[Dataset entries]
------------

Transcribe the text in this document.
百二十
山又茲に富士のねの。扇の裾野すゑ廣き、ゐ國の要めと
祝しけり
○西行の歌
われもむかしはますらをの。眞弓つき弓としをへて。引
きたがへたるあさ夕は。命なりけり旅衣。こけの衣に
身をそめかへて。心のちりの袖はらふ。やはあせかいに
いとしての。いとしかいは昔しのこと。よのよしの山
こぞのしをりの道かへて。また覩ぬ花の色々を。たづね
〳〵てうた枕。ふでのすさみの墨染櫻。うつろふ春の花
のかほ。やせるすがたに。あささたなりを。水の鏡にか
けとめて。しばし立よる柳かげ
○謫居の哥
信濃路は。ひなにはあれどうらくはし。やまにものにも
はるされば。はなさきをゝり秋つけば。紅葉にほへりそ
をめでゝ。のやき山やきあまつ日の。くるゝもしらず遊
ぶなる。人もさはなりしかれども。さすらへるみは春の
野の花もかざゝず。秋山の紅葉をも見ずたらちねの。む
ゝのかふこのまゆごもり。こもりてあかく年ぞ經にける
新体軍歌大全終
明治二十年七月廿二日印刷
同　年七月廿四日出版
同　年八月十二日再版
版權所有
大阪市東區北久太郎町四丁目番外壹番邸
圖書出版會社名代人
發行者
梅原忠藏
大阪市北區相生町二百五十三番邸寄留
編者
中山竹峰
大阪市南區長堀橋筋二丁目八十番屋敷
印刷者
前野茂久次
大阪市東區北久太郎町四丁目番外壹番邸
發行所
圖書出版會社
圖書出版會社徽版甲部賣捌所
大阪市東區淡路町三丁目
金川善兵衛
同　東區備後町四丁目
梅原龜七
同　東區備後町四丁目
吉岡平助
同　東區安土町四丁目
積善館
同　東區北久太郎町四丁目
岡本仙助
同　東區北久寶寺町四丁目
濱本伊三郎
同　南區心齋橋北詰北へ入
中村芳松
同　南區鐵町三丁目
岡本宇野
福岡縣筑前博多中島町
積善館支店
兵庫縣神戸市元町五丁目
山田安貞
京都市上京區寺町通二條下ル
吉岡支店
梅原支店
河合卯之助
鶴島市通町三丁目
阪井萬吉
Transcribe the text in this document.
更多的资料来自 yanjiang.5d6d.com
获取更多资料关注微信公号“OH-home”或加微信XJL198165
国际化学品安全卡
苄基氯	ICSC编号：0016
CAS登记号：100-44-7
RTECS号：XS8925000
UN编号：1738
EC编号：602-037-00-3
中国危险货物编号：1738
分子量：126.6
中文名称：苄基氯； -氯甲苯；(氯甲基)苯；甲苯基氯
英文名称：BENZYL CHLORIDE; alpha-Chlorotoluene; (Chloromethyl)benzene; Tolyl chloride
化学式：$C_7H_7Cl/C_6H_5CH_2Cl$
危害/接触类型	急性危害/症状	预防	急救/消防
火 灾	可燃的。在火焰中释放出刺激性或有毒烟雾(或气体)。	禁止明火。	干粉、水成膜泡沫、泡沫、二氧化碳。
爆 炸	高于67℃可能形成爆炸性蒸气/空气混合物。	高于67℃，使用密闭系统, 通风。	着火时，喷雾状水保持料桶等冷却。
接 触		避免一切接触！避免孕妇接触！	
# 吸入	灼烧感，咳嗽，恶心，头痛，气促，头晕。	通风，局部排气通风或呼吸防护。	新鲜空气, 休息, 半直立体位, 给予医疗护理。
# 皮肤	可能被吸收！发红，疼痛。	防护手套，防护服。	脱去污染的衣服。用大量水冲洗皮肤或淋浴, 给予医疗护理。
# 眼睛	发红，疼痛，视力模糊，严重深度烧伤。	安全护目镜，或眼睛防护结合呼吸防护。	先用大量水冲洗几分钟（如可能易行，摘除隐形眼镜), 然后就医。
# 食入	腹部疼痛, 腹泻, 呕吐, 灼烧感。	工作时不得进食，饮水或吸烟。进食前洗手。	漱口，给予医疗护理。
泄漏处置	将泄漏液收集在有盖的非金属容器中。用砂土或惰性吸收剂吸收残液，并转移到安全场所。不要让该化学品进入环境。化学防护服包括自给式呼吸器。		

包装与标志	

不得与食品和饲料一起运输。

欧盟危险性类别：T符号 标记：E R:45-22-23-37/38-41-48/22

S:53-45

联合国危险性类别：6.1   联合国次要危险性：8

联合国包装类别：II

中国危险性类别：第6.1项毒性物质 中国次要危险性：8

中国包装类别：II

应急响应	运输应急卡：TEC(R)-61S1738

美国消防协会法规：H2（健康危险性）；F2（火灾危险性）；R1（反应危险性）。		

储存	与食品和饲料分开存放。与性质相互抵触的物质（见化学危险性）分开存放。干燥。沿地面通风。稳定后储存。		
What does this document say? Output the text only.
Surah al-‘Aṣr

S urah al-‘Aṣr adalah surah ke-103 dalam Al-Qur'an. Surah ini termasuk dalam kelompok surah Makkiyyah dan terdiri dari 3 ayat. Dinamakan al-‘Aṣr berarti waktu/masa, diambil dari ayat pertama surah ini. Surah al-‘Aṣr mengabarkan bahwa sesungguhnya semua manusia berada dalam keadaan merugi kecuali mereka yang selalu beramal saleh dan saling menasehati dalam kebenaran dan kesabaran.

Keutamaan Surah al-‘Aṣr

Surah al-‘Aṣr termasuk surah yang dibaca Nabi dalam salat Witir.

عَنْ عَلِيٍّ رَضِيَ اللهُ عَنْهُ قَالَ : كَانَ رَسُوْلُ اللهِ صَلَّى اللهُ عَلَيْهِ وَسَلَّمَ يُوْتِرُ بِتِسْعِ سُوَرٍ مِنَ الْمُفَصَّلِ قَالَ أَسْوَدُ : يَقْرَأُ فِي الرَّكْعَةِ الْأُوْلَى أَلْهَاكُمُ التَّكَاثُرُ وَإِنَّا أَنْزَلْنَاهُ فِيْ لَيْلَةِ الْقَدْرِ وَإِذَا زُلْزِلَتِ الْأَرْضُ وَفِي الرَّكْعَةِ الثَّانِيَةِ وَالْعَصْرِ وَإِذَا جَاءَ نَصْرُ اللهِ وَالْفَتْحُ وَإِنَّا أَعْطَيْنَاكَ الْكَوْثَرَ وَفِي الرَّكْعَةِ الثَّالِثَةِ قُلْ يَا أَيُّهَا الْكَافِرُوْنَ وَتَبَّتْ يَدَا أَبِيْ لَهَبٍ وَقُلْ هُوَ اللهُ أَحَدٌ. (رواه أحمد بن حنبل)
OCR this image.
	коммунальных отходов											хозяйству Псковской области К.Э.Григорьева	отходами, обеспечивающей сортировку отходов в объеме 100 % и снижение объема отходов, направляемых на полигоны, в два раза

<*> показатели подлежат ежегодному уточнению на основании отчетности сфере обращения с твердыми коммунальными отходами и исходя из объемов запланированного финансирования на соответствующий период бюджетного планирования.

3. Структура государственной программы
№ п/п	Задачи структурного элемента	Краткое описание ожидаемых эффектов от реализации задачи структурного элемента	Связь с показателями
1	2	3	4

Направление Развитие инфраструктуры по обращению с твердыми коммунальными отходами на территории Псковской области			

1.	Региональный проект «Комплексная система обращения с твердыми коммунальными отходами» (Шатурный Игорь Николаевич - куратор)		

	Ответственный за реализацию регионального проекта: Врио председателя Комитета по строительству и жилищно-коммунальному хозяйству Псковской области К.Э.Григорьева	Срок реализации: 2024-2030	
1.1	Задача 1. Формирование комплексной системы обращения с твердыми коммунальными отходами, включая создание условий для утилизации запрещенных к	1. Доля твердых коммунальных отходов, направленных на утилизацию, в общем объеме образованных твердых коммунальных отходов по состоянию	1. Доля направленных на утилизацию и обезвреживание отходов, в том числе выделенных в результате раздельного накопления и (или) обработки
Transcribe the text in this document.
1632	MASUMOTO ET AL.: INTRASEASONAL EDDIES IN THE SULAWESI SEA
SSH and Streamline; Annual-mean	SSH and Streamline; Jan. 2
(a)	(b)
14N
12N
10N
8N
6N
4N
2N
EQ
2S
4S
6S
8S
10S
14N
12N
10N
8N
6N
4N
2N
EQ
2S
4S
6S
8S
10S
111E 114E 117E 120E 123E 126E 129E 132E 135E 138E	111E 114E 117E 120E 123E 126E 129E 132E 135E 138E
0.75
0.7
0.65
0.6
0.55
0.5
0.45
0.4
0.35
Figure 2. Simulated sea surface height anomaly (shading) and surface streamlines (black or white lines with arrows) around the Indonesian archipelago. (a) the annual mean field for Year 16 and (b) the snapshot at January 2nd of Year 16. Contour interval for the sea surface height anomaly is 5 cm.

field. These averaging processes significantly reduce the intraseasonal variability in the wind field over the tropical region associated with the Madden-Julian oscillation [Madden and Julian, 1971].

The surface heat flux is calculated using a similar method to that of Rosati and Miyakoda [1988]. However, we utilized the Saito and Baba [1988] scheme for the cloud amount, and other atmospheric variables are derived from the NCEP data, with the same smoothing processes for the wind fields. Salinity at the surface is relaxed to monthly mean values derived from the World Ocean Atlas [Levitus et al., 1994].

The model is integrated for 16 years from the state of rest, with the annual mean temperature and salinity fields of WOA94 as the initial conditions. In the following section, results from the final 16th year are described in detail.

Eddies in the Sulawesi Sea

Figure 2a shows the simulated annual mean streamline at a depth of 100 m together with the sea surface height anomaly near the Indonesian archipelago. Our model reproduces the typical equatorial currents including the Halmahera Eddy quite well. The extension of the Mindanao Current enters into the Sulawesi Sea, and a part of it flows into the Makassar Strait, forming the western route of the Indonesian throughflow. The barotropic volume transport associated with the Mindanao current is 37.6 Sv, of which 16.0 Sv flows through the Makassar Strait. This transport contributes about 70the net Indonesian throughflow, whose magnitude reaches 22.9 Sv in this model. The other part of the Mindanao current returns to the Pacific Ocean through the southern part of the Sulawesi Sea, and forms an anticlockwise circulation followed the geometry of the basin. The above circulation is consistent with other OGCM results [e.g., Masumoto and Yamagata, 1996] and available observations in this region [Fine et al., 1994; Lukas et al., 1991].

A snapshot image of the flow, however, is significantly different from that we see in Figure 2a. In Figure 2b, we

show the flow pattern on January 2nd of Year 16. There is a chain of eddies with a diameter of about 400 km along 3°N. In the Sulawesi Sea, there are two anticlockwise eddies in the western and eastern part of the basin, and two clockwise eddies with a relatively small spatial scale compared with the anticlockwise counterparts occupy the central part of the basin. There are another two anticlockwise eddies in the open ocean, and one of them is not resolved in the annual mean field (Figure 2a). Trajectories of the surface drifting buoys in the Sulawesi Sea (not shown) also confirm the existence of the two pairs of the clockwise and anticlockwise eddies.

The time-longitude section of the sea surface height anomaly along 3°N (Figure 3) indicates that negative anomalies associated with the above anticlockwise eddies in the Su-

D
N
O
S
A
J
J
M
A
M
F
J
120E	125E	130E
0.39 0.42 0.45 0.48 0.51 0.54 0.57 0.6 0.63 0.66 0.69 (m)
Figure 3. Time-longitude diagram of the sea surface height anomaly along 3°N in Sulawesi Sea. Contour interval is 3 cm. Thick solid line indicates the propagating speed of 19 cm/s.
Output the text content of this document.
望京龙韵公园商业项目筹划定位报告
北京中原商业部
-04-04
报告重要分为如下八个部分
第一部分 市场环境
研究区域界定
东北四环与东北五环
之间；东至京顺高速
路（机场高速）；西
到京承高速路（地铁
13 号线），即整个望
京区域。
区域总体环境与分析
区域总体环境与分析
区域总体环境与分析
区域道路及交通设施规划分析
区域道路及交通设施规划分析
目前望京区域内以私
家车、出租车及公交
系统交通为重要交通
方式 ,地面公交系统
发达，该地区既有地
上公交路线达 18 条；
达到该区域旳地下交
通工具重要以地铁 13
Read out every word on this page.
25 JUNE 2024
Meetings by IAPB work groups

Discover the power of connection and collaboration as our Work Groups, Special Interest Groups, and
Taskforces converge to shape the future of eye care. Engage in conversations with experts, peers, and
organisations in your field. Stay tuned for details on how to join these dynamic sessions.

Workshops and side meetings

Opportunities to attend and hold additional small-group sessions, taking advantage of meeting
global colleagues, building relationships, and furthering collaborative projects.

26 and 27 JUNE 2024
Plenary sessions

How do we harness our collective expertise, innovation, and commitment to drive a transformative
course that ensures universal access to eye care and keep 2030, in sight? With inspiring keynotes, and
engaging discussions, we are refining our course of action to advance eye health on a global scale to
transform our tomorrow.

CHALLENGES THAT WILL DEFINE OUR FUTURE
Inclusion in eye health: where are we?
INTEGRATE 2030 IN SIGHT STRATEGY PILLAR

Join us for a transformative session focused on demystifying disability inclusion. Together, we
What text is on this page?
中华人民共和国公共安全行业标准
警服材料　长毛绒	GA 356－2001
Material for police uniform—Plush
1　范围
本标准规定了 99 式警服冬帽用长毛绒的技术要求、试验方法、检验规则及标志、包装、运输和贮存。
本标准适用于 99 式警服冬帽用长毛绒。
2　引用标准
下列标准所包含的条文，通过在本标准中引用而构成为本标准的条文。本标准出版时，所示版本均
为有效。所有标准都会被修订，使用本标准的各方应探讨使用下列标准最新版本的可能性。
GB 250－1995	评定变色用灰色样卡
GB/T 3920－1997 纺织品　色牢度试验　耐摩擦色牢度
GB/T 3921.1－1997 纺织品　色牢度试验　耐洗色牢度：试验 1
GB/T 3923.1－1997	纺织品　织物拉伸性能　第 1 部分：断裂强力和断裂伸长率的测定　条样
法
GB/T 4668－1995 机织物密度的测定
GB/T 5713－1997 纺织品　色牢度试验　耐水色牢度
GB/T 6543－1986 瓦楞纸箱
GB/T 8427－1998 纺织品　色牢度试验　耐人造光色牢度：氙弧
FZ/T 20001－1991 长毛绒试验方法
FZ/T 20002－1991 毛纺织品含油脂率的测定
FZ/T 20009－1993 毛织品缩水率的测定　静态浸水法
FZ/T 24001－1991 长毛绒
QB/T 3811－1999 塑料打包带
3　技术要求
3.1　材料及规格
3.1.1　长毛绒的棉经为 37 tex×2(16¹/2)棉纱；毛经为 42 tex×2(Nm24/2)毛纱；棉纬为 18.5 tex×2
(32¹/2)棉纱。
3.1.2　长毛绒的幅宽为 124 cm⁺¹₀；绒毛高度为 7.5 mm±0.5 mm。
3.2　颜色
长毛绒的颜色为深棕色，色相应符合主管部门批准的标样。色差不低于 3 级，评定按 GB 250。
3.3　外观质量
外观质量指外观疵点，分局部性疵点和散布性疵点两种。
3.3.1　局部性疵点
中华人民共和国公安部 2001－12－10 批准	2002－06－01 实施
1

------------

Find all lines with "色牢度试验" in them and copy each one.

- The solution -
GB/T 3920－1997 纺织品　色牢度试验　耐摩擦色牢度
GB/T 3921.1－1997 纺织品　色牢度试验　耐洗色牢度：试验 1
GB/T 5713－1997 纺织品　色牢度试验　耐水色牢度
GB/T 8427－1998 纺织品　色牢度试验　耐人造光色牢度：氙弧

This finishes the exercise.